_Work to be completed_
Filter out everything except lines holding "title".

_The data_
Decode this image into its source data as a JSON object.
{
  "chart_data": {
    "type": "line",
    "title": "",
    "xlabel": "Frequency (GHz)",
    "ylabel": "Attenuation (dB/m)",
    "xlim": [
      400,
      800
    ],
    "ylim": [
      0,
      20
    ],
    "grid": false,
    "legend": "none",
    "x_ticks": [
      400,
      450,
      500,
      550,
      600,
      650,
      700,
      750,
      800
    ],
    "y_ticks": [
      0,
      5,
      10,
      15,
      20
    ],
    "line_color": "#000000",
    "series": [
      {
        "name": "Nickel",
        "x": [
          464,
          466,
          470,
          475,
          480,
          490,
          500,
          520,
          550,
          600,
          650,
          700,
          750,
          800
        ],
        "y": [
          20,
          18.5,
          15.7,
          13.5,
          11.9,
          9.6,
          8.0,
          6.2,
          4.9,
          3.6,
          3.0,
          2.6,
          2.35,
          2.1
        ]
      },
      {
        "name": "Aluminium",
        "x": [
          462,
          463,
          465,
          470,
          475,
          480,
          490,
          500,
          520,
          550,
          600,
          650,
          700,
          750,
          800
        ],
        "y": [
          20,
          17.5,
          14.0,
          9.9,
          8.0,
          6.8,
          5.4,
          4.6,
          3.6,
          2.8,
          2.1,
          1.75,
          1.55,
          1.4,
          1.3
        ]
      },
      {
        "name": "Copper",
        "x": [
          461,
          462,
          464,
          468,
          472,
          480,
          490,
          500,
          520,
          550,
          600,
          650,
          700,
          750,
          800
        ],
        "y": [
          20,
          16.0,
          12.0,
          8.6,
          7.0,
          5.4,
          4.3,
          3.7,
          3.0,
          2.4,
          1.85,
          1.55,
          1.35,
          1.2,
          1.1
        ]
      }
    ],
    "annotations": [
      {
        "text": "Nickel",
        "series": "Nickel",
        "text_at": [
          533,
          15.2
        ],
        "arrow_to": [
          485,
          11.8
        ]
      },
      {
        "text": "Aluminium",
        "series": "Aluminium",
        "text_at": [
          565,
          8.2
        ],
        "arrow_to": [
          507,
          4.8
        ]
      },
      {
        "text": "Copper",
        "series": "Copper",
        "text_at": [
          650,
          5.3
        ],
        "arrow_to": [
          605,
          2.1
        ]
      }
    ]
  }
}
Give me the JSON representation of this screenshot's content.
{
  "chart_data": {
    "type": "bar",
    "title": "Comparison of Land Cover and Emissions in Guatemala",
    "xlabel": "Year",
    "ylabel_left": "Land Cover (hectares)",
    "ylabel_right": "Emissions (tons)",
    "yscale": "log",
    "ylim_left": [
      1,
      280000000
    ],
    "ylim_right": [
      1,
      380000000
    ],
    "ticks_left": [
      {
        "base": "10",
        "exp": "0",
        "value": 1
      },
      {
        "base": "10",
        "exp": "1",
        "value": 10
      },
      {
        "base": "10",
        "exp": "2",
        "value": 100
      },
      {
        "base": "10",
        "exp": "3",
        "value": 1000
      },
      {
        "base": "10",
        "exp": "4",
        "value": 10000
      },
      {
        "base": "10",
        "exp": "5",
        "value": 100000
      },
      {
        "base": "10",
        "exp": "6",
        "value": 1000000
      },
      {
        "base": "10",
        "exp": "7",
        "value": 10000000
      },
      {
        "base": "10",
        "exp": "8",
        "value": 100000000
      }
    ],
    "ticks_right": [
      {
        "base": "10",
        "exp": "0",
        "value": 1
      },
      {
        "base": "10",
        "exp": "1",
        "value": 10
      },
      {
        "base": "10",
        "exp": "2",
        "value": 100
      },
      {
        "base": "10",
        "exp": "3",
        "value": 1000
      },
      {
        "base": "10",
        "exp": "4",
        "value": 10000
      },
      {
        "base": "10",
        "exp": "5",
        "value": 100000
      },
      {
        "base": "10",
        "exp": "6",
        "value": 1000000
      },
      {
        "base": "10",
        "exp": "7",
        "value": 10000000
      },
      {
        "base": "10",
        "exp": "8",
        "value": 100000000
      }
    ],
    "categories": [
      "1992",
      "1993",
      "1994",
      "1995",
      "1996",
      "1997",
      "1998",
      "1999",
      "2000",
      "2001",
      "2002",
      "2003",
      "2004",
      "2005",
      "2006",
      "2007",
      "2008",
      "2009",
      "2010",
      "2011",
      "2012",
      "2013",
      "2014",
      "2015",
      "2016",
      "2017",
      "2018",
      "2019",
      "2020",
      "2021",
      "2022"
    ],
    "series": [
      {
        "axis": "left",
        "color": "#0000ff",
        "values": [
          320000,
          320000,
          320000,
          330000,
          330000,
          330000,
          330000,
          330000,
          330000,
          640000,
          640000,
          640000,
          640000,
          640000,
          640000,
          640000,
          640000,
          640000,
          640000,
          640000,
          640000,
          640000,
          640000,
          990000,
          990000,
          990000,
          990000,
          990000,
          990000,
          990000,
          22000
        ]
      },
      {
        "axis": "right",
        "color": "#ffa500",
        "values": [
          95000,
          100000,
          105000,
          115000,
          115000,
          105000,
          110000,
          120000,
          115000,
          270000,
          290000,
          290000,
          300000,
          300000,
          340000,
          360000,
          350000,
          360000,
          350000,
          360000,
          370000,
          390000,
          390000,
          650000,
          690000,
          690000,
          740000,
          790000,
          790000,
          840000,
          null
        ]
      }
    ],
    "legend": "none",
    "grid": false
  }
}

_Result_
    "title": "",
    "title": "Comparison of Land Cover and Emissions in Guatemala",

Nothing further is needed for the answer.